---------- EXERCISE MATERIALS ----------

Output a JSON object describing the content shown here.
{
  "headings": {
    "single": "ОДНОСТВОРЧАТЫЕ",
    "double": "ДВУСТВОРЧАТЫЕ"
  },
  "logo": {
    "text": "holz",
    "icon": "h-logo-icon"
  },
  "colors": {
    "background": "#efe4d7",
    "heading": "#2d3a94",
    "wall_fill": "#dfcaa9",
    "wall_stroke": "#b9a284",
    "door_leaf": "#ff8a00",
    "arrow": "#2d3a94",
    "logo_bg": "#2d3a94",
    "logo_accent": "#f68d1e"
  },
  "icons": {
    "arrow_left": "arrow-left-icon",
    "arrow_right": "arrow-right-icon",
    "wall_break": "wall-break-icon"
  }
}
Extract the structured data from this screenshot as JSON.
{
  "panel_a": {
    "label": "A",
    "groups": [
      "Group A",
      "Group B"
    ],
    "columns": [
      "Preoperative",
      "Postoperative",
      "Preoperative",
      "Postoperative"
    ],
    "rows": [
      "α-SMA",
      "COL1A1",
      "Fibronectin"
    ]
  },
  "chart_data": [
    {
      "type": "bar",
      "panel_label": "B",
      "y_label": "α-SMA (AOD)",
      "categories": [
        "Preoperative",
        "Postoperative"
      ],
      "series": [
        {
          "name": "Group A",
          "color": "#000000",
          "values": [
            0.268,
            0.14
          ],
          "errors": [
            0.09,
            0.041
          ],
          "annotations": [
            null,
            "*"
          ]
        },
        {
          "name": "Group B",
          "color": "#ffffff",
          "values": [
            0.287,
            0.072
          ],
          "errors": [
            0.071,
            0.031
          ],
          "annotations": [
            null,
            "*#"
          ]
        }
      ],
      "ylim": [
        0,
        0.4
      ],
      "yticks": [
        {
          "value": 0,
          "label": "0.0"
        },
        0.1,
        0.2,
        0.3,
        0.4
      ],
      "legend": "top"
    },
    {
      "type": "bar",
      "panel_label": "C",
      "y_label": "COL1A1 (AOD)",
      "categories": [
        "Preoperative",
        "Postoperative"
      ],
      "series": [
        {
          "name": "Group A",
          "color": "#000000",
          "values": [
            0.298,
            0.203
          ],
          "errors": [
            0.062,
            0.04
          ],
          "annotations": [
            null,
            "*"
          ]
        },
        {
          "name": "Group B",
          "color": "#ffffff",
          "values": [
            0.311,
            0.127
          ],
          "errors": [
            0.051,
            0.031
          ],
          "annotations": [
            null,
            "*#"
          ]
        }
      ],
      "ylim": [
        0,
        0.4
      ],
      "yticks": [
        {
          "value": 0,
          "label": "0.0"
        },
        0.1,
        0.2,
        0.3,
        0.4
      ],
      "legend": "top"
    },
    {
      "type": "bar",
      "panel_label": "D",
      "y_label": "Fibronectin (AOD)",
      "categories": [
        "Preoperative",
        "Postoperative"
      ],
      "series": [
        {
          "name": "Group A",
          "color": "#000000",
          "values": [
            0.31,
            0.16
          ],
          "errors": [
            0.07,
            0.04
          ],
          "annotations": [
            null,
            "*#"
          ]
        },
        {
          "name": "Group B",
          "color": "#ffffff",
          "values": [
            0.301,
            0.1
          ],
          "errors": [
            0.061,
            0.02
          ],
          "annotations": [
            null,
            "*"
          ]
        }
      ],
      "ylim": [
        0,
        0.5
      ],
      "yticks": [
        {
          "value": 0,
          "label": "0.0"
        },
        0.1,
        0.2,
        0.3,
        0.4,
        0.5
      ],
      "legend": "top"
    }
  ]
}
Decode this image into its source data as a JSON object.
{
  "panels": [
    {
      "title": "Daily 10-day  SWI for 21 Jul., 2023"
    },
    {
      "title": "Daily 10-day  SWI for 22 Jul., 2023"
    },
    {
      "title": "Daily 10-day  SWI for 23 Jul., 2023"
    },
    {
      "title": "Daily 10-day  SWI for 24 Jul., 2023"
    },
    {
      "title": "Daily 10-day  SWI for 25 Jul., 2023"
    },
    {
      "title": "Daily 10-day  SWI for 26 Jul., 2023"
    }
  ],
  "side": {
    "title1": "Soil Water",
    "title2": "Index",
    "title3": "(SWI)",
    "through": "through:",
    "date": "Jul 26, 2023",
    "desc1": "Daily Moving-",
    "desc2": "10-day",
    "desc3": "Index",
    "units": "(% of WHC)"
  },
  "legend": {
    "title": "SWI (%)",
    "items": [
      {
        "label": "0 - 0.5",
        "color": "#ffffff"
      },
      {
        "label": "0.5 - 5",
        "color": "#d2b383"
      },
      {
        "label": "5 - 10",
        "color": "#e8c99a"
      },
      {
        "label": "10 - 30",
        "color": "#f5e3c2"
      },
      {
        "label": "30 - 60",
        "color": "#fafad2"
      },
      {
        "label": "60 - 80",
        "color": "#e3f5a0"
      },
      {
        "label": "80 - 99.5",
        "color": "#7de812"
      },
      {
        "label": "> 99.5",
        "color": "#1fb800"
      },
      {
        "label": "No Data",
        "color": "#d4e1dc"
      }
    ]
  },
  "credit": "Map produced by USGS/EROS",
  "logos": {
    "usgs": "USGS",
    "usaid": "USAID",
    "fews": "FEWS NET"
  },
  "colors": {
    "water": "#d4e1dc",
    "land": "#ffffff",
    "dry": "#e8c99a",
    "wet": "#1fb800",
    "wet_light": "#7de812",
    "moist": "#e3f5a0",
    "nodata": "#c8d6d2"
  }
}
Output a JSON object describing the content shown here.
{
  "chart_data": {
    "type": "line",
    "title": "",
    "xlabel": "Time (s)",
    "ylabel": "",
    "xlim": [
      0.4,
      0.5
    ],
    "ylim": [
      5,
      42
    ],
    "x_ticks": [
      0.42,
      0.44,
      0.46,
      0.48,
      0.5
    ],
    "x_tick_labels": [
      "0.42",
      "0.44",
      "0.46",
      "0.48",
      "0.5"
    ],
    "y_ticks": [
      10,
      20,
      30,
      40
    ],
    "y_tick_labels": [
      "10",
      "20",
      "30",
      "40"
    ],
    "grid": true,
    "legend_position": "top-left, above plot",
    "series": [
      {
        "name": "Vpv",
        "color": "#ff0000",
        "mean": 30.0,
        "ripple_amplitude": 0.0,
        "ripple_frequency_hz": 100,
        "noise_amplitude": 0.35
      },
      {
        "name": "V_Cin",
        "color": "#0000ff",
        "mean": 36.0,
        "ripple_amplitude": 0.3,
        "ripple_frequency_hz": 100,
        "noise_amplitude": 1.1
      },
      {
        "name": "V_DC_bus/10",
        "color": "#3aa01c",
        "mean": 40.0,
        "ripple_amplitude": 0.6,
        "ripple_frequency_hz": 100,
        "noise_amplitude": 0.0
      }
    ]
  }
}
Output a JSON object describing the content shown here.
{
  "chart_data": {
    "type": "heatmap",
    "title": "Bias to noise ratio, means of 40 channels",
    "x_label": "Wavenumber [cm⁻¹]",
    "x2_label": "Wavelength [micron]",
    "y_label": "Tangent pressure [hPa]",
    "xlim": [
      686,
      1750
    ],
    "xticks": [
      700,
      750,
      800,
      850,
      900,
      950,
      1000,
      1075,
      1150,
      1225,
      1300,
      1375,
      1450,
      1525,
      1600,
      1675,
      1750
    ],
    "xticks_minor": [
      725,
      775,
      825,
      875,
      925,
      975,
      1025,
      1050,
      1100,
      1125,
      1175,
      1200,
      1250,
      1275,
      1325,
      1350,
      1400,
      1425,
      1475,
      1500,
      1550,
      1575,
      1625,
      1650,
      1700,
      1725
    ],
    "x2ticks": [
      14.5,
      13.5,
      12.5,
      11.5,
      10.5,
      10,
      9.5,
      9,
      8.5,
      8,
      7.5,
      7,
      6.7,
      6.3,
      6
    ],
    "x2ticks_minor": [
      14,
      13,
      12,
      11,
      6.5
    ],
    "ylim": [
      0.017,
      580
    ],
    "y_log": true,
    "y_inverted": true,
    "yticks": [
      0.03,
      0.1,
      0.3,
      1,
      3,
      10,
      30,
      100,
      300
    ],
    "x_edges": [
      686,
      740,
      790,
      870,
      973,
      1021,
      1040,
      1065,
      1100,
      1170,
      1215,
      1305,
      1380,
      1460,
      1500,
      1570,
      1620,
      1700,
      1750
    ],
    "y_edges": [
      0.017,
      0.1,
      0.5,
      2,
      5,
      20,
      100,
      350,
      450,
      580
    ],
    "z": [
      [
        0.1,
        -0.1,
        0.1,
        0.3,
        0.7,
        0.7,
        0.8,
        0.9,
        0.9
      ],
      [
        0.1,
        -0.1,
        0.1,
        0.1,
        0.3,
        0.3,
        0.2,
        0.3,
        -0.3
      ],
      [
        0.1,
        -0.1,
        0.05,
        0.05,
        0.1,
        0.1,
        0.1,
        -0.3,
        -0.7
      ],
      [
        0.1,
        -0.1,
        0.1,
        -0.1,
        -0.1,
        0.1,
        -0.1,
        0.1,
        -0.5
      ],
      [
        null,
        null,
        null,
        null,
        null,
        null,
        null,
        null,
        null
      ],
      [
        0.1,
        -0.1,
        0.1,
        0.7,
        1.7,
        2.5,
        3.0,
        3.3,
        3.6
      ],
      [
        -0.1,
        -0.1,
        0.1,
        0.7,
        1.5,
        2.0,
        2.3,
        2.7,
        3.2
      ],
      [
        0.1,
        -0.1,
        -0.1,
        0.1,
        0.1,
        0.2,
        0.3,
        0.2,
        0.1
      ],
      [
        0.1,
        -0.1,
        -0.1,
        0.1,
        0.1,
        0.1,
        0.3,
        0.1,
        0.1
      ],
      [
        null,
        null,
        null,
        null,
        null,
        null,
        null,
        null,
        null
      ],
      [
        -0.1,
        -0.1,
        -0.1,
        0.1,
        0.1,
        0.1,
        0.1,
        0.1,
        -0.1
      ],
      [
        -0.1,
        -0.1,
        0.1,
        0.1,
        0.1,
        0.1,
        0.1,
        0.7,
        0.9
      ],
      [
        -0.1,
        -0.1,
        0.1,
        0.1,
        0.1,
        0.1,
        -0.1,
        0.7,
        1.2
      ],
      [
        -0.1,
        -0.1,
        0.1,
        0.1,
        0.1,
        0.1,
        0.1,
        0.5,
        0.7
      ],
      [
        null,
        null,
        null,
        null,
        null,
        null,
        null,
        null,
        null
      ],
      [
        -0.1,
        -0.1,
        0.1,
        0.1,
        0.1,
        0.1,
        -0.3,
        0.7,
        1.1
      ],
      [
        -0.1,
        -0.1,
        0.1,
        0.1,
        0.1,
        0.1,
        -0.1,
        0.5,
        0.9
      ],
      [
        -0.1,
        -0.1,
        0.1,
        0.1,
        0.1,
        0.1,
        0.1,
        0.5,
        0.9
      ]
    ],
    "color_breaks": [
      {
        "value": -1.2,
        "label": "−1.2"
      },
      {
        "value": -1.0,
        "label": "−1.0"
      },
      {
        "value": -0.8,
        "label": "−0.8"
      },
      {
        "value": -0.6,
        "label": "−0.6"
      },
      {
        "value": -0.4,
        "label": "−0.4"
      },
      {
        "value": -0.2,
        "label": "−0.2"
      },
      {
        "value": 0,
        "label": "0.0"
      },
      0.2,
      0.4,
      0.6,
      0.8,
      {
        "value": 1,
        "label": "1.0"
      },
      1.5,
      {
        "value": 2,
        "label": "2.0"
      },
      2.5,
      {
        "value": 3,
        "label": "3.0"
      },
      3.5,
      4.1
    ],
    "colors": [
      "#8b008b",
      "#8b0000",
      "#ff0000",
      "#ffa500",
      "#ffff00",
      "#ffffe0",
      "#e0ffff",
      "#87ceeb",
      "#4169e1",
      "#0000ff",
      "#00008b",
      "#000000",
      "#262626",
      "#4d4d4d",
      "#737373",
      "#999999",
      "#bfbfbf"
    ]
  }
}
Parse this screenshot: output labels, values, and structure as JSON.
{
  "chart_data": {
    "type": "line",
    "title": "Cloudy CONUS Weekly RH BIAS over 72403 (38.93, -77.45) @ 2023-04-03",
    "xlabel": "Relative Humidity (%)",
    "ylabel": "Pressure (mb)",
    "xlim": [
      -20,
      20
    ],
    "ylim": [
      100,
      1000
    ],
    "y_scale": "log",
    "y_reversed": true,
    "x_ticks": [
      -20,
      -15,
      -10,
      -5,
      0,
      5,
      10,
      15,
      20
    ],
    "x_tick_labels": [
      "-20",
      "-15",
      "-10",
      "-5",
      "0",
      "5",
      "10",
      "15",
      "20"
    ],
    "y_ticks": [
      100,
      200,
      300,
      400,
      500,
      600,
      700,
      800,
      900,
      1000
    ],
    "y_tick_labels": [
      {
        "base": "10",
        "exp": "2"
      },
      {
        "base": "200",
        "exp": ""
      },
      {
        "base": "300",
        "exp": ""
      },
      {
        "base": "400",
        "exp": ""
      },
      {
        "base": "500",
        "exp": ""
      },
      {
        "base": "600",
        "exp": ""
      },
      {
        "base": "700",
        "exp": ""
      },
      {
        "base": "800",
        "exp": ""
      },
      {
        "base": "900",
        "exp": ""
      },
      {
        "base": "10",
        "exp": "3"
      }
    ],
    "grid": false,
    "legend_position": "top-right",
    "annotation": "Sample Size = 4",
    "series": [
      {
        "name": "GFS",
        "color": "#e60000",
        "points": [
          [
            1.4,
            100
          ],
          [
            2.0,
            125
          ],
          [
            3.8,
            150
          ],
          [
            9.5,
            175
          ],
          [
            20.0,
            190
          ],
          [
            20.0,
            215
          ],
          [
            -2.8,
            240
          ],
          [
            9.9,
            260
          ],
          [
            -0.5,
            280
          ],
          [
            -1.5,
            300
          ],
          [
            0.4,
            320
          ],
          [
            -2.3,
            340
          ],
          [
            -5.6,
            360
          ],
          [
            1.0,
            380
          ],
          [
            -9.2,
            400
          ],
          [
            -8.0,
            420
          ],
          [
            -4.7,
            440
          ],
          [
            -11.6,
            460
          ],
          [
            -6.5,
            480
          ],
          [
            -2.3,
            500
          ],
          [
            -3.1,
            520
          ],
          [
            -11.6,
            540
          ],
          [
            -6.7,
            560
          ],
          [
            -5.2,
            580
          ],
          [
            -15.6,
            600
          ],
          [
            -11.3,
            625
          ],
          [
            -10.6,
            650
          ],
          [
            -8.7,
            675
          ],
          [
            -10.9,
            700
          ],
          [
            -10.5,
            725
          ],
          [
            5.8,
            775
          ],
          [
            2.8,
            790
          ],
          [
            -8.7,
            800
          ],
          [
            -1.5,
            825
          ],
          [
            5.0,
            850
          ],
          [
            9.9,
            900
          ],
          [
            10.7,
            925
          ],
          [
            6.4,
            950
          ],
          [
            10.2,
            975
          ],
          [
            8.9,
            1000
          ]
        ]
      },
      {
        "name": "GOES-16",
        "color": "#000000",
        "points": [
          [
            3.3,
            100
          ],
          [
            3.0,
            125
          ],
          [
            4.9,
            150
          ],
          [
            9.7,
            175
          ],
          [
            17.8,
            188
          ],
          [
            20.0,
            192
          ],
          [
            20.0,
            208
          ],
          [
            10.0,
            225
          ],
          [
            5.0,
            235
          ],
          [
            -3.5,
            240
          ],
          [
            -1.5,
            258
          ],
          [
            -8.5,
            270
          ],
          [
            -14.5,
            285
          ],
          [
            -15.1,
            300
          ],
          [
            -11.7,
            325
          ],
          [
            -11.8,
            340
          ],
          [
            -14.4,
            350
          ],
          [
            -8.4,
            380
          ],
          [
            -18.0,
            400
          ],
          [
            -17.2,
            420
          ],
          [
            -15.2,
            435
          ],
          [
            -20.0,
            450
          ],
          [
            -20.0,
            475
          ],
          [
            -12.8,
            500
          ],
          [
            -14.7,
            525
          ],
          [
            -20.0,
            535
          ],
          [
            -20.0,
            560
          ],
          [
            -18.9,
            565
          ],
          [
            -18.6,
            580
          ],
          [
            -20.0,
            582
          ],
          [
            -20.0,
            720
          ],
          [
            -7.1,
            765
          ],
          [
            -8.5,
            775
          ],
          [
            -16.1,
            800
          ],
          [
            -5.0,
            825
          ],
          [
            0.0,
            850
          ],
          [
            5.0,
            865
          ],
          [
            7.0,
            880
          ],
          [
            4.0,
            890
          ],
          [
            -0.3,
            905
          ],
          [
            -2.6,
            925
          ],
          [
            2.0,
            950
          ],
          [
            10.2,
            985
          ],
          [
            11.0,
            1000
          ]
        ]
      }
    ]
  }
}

----------

■ THE TASK: Find the count of lines in the data above where the string "right" occurs. Provide that number alone.

■ ANSWER IN FULL: 2